- _WHAT THE TASK REQUIRES_:
Track down each line that has the word "creative" and copy it.

- _Dataset records_:
____________________

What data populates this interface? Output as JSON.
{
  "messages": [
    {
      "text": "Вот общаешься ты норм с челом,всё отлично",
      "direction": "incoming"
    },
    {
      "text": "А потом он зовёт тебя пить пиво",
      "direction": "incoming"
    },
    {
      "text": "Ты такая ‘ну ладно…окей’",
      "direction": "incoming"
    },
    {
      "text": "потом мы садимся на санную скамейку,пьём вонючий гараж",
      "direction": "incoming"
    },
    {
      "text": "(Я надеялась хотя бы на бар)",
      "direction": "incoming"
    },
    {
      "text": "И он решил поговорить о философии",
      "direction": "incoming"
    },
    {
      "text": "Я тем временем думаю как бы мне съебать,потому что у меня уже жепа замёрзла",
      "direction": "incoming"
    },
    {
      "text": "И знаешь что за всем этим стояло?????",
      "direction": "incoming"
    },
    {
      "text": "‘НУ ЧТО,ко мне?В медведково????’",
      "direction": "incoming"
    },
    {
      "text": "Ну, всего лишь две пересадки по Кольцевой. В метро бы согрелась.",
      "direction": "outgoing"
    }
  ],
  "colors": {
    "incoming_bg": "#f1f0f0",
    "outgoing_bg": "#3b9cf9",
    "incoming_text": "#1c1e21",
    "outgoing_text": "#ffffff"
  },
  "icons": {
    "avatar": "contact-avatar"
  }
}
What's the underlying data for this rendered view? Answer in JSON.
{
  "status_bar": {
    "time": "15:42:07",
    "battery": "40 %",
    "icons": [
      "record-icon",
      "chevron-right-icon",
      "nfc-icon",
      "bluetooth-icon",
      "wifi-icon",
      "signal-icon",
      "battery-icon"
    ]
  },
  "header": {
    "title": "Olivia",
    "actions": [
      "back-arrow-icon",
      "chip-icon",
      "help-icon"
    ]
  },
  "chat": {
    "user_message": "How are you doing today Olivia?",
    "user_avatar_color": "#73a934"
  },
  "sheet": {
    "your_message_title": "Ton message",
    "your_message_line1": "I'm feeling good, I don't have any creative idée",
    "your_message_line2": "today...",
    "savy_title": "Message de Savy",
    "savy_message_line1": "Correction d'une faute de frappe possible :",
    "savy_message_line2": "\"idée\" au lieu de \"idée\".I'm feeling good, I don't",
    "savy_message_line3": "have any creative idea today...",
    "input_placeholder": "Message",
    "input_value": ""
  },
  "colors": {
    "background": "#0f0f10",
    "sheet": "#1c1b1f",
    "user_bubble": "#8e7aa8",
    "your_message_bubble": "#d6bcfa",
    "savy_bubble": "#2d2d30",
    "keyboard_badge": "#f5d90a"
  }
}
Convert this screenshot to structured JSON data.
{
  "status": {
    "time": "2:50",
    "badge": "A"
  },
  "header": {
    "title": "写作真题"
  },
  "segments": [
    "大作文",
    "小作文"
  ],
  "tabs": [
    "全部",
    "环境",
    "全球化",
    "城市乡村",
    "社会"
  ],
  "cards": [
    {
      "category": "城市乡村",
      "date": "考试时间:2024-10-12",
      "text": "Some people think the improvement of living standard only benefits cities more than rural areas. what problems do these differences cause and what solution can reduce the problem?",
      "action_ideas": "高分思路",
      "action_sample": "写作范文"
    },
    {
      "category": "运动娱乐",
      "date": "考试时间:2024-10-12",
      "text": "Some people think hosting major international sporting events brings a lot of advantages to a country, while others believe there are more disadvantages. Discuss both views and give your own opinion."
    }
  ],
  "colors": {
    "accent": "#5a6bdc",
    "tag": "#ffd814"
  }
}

____________________

- _SOLUTION FOR THIS PROBLEM_:
    "your_message_line1": "I'm feeling good, I don't have any creative idée",
    "savy_message_line3": "have any creative idea today...",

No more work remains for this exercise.